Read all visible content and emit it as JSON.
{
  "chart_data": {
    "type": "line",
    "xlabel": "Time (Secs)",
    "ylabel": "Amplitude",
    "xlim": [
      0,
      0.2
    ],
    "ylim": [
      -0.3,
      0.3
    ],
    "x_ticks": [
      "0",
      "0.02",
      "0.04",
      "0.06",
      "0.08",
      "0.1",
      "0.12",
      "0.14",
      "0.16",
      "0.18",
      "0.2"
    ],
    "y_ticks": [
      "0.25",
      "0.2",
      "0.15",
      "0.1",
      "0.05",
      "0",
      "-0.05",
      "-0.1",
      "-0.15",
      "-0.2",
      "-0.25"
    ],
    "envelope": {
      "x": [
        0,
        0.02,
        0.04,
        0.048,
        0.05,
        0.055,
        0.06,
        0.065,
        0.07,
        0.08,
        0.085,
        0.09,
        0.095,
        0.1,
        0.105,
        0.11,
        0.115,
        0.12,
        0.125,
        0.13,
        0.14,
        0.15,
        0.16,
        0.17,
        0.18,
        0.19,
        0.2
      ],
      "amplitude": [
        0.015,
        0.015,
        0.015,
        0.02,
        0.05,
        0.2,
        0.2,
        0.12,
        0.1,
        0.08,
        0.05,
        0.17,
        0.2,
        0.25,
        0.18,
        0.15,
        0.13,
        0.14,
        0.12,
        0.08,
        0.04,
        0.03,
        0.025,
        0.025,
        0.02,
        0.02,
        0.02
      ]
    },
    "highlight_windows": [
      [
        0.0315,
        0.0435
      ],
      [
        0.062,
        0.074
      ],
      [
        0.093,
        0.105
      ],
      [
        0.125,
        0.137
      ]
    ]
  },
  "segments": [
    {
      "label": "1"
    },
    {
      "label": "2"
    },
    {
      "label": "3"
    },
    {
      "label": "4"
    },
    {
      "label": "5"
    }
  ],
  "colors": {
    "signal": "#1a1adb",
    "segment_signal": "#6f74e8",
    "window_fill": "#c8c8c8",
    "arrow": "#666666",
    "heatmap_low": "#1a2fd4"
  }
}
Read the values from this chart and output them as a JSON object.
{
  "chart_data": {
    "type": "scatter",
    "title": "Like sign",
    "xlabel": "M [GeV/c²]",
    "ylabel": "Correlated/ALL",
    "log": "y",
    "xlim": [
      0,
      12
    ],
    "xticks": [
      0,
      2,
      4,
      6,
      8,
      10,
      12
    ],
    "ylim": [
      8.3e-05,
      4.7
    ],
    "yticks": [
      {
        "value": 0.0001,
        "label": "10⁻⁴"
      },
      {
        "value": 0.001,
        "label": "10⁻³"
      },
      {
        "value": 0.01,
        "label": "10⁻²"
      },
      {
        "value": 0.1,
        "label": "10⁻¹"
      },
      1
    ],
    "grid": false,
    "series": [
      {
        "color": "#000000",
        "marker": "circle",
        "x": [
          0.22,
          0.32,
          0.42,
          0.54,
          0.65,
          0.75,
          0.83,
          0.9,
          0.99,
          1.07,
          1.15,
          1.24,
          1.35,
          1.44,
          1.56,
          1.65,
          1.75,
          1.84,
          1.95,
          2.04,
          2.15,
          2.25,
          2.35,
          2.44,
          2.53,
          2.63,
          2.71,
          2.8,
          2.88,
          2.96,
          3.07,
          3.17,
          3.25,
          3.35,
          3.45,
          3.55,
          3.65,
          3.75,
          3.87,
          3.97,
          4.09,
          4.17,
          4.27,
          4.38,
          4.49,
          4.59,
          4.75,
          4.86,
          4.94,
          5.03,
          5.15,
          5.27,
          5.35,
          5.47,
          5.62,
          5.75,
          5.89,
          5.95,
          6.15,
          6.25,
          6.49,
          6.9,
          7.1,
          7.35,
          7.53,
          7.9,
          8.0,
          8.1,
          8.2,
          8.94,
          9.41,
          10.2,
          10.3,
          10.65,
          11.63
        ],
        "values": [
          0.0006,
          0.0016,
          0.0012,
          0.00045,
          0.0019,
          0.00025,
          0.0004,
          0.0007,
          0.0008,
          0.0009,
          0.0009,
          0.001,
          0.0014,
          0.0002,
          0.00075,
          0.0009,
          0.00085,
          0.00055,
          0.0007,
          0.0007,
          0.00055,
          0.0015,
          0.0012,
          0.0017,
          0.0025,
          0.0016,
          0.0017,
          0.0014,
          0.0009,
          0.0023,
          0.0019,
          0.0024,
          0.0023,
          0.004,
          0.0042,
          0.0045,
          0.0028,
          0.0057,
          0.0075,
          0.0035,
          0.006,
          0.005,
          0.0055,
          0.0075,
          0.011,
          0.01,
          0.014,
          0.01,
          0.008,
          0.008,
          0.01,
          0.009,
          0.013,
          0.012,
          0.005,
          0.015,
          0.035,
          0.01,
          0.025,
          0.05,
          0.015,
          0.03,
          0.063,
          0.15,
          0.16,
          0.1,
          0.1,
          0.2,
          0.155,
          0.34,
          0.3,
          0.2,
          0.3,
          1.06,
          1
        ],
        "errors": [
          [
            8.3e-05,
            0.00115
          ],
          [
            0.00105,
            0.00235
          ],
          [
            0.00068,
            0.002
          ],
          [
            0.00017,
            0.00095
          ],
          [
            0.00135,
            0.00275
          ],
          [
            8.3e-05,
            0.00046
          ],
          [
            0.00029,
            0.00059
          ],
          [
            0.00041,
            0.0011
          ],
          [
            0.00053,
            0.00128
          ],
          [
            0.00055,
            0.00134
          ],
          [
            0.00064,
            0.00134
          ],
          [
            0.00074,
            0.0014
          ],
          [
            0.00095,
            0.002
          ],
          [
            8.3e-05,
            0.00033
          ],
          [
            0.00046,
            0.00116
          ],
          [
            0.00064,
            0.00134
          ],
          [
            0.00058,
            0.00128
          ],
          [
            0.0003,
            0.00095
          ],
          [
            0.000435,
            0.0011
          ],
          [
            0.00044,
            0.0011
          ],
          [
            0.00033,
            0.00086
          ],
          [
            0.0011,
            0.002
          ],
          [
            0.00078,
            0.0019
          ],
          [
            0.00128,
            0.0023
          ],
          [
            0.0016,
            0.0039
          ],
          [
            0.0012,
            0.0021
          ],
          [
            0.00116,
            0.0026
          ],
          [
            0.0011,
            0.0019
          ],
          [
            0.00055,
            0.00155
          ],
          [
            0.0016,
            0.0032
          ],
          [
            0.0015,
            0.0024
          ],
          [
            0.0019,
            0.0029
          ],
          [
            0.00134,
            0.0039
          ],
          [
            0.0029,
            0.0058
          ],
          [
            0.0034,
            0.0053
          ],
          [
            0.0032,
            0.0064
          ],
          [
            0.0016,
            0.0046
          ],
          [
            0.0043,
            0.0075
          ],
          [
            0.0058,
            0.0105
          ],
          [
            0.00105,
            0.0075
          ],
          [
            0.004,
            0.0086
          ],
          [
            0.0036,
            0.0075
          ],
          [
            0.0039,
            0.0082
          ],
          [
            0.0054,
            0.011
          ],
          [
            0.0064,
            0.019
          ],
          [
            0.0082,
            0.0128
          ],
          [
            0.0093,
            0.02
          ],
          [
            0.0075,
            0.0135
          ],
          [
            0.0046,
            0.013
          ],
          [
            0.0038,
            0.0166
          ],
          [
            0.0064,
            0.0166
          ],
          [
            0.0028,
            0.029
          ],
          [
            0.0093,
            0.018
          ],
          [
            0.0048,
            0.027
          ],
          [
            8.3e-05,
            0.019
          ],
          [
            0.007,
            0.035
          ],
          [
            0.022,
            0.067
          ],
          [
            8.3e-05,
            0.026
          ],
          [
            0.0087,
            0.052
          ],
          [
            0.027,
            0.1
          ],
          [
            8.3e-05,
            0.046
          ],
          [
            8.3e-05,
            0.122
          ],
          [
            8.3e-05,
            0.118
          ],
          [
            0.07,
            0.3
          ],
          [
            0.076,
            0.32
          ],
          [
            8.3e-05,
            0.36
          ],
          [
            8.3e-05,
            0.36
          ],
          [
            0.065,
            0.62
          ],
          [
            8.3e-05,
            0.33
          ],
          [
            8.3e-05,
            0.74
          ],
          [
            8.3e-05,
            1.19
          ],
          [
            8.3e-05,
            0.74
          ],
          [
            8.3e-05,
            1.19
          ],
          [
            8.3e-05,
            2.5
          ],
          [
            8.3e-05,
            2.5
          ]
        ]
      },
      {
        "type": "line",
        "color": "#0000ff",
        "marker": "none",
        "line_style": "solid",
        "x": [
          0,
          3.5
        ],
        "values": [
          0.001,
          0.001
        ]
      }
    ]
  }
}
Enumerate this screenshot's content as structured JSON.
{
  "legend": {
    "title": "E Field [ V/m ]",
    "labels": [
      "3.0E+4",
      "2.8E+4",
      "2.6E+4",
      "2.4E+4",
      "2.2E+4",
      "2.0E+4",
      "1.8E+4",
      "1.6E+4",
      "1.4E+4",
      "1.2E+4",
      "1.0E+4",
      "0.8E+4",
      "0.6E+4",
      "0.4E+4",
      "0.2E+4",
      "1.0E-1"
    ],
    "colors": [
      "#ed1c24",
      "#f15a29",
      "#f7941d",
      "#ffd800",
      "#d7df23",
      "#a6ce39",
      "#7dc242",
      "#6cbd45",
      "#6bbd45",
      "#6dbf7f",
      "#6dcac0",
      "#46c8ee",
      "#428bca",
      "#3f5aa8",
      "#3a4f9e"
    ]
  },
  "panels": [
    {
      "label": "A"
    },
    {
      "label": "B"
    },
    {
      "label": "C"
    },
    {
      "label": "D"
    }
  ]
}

□ □ □ □

Write out every line of the preceding listing that contains "content".

Read all visible content and emit it as JSON.
Enumerate this screenshot's content as structured JSON.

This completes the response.